**課題 1**
おたふくかぜの流行を伝える記事を2文で要約すると、どうなりますか？
**課題 2**
おたふくかぜの流行を伝える記事を、最後の文の後から書き継いでください。

「おたふくかぜ」大流行の兆し! 甘く見てはいけない合併症などのリスク
「おたふくかぜ」が2011年夏以来4年半ぶりに大流行の兆しを見せています。通常は、かかっても軽症で済んだり、数週間で自然に治ったりすることも多いため対策を怠りがちですが、実は合併症や重症化の危険性をはらんでいます。
大人は重症化の可能性、不妊の原因にも
国立感染症研究所は先日、「おたふくかぜ」(流行性耳下腺炎)患者が急増しており、2011年夏以来4年半ぶりに大流行の兆しがあると発表しました。季節性の感染症であるおたふくかぜは通常、かかっても軽症で済んだり、数週間で自然に治ったりすることも多いため対策を怠りがちですが、専門家は合併症や重症化の危険性を指摘しています。

**提供情報**
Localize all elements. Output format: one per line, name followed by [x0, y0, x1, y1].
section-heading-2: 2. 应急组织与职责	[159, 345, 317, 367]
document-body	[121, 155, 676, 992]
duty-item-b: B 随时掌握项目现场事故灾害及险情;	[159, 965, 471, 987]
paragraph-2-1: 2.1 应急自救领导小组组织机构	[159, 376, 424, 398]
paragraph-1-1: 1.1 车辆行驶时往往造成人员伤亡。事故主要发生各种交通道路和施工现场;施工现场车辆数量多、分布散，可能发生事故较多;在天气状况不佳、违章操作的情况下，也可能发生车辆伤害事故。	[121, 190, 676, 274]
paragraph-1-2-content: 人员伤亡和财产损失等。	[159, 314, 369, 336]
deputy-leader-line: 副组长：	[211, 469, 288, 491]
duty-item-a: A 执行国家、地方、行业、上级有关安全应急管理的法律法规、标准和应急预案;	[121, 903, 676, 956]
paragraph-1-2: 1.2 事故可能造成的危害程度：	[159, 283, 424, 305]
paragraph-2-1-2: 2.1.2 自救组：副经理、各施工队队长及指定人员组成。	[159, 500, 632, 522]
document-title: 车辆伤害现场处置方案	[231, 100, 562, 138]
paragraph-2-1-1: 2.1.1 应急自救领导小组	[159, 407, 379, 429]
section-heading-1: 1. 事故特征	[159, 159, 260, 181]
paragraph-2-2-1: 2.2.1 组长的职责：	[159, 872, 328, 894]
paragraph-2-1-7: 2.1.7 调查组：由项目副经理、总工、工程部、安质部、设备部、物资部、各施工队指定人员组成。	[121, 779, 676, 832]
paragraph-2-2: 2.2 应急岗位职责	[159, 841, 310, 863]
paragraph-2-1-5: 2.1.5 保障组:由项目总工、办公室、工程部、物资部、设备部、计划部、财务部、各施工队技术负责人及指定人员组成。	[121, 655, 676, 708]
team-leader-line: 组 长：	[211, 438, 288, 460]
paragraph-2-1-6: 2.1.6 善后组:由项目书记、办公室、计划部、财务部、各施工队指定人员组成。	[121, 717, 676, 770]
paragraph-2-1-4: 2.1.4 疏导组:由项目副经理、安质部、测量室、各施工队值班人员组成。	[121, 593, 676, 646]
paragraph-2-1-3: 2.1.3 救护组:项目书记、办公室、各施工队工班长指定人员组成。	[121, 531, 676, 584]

**出力 1**
国立感染症研究所は、おたふくかぜ（流行性耳下腺炎）の患者が急増しており、2011年夏以来4年半ぶりに大流行の兆しがあると発表しました。おたふくかぜは軽症で済んだり数週間で自然に治ったりすることが多いため対策を怠りがちですが、専門家は合併症や重症化の危険性を指摘しています。

**出力 2**
おたふくかぜは、ムンプスウイルスに感染して起こる病気で、感染すると2~3週間の潜伏期を経て耳の下(耳下腺)や頬、あごの下が腫れて痛みが出ます。発熱や頭痛、腹痛を伴うこともありますが、一般に重症化するケースはまれとされます。
こうした理由から、重く見られがちとは言えないおたふくかぜですが、1児の母でもある内科医の友利新さんは「『大したことはない』と思われがちですが、実際は怖い病気と言えます」と警鐘を鳴らし、その理由として「合併症」の脅威を指摘します。
「おたふくかぜは通常、1~2週間で回復しますが、熱や嘔吐(おうと)、頭痛が続く時には無菌性髄膜炎の可能性があります。脳炎、難聴を引き起こすこともある油断できない感染症で、今年のように4~5年の周期で流行するものです」
また、子どもの病気と思われがちなおたふくかぜですが、成人がかかるケースもあり、むしろ子どもより重症化しやすいとも言われます。症状は子どもと同じですが、40度近くの高熱を伴うことがあり、そこからさまざまな影響が出る可能性もあるそう。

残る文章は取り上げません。